## Stated goal:
Scan each line of the records for the word "Vercelli" and extract the ones that have it.

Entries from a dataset
++++++

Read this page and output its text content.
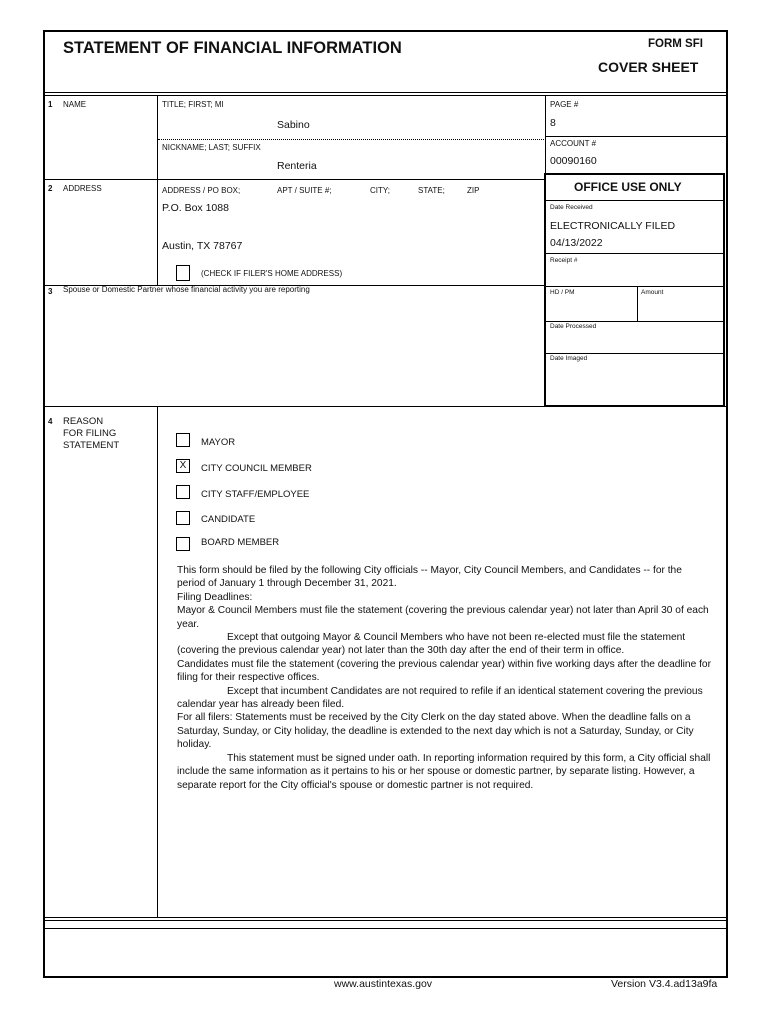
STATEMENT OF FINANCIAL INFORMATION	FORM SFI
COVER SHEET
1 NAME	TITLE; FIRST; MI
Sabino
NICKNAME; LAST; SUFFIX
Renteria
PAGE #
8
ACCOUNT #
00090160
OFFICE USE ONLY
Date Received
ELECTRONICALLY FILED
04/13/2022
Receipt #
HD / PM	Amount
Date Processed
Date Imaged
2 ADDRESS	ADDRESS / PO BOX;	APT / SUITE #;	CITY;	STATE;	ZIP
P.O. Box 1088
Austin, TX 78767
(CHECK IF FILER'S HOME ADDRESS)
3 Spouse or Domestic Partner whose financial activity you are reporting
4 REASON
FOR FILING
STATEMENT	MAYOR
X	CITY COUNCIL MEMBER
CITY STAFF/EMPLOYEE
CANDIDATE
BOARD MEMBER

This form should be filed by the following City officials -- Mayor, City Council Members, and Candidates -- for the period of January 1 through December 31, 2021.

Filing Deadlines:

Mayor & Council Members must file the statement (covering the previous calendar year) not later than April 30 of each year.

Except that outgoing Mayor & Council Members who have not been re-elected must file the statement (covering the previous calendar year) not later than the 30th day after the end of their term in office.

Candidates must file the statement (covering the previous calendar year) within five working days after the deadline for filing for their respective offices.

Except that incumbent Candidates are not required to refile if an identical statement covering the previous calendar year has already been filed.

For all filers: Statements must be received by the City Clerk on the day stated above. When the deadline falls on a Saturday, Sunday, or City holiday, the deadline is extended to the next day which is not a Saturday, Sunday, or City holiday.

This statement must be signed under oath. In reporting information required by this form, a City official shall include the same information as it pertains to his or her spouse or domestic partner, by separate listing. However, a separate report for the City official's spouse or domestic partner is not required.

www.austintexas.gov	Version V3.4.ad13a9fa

++++++

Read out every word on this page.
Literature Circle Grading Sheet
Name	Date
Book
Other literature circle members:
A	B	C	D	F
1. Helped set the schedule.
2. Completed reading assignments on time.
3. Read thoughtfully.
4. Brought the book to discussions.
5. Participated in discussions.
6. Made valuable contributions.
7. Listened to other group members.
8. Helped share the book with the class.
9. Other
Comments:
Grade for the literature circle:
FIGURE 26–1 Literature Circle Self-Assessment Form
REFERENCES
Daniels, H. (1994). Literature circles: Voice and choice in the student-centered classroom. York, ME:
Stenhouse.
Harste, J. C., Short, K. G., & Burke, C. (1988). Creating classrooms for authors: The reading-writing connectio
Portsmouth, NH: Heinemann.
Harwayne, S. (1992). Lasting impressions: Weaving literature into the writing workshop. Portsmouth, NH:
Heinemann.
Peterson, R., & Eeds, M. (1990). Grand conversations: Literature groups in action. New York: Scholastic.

++++++

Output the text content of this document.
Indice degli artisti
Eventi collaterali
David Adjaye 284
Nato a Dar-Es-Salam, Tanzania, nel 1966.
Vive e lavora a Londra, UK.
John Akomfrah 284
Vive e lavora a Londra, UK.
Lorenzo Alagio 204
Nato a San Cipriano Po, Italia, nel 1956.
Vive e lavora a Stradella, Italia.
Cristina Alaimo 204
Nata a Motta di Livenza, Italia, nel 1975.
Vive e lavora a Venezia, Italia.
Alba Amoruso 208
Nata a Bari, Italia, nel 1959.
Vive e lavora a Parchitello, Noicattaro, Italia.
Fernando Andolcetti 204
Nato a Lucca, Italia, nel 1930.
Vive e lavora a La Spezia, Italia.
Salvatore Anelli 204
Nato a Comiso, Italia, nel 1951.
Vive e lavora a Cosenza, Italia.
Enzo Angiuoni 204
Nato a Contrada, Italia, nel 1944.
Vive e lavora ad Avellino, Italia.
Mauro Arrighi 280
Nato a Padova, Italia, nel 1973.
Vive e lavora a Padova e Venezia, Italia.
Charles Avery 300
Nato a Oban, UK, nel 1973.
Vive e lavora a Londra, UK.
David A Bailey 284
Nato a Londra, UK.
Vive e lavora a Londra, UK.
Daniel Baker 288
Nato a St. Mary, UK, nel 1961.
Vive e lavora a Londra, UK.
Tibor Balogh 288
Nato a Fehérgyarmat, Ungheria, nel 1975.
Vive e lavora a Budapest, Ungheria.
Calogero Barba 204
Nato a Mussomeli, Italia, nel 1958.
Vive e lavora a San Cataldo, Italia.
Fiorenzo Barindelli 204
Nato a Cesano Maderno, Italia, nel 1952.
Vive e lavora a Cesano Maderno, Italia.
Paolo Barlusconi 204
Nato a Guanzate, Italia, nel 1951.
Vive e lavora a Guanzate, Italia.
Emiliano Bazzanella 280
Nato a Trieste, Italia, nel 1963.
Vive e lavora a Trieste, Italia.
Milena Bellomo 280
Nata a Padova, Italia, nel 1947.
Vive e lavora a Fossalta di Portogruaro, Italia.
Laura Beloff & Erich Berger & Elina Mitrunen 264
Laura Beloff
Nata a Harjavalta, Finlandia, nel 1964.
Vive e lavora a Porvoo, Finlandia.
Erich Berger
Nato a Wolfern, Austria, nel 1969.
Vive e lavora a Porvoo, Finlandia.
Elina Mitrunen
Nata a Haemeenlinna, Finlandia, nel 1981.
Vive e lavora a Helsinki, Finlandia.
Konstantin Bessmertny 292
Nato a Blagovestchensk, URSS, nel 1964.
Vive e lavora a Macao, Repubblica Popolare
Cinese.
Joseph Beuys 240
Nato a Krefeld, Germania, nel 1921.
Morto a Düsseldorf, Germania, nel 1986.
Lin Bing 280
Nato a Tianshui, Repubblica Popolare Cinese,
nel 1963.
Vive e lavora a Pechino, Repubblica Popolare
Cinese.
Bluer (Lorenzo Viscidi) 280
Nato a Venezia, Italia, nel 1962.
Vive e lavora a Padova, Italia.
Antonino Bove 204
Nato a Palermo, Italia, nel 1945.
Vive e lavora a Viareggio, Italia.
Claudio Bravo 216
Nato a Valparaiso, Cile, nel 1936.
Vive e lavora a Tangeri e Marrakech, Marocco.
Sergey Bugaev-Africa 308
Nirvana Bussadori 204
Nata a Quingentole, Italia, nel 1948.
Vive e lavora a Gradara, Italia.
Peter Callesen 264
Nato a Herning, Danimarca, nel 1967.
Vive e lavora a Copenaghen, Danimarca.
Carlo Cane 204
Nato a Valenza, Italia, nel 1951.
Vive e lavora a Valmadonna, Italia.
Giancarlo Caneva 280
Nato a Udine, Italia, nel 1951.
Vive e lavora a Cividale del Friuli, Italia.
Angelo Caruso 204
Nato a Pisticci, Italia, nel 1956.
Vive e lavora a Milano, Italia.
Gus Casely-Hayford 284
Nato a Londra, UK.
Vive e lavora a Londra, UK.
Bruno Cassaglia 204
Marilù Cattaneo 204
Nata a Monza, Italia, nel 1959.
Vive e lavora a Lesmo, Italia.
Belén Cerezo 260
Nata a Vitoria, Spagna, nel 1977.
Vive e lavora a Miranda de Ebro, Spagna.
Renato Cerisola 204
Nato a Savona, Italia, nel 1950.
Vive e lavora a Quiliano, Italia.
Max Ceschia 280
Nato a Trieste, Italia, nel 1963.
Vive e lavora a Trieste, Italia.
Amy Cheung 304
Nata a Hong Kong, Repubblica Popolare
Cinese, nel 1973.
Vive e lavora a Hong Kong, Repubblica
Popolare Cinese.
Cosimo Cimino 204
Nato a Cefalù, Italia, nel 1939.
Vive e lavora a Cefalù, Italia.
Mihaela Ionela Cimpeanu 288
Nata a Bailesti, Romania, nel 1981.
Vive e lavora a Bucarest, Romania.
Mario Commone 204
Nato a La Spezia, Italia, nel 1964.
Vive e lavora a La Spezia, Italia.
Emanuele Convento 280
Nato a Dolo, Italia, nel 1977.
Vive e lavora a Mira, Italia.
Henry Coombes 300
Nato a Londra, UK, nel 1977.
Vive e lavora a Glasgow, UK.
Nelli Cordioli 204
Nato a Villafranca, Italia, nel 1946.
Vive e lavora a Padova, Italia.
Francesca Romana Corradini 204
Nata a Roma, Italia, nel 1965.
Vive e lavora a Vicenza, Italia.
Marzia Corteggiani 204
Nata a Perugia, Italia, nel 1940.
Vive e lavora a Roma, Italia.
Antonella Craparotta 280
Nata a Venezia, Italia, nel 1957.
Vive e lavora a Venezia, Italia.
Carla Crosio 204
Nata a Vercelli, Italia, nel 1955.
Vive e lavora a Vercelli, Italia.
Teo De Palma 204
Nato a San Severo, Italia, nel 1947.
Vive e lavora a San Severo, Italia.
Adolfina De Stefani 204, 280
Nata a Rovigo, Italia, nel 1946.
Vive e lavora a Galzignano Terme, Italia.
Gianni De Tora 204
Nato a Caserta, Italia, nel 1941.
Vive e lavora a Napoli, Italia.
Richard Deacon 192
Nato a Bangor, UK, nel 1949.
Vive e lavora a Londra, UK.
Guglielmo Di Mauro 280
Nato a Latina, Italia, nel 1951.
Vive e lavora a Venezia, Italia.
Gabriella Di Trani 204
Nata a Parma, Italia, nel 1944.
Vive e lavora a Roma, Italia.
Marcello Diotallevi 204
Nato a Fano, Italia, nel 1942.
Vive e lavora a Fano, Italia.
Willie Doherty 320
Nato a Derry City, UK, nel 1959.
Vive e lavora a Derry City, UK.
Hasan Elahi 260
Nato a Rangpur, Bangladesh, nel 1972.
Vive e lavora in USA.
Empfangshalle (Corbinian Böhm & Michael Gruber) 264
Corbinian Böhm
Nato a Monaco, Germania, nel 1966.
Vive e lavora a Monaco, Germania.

++++++

## Task solution:
Nata a Vercelli, Italia, nel 1955.
Vive e lavora a Vercelli, Italia.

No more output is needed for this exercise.